Among the following entries, count the lines that contain "Central" and report only the result.
*** Material supplied ***
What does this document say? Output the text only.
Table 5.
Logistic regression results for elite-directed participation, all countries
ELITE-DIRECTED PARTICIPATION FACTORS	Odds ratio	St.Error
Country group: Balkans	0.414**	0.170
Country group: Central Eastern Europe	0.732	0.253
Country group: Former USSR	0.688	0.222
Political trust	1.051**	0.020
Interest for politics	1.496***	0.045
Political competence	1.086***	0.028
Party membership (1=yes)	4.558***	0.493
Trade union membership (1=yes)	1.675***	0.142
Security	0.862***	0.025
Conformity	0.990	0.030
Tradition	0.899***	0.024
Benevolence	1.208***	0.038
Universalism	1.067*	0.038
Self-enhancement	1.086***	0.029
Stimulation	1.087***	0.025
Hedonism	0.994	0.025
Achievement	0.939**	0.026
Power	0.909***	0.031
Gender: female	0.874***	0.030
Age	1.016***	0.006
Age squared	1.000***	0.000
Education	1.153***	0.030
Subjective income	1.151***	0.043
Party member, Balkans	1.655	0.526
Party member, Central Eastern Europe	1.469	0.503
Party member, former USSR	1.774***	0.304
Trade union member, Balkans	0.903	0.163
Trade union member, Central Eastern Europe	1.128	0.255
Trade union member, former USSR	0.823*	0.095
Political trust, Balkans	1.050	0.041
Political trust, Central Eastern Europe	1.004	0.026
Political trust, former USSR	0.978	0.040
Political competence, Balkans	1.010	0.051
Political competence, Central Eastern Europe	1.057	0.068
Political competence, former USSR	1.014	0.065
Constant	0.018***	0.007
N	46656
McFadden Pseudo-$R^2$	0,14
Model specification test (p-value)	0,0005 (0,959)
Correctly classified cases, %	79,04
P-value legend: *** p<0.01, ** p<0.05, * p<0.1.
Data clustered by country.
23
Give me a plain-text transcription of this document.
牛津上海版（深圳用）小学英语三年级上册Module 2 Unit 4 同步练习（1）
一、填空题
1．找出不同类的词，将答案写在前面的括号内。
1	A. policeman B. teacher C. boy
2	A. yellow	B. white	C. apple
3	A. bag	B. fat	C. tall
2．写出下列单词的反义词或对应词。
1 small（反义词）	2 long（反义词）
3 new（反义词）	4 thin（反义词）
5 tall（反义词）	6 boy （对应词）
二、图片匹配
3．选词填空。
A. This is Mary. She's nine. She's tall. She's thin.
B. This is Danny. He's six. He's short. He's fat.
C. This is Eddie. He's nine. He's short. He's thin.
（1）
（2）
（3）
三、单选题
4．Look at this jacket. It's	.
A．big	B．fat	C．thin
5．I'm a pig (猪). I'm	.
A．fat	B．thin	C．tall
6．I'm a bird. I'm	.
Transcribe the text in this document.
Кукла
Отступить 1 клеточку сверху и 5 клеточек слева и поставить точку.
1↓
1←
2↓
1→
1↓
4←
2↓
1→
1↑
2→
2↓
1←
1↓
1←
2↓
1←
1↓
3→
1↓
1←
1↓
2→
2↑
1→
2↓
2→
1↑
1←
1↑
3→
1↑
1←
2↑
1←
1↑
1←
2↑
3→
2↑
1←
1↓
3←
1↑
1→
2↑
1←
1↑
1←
***
**Result for this task**
5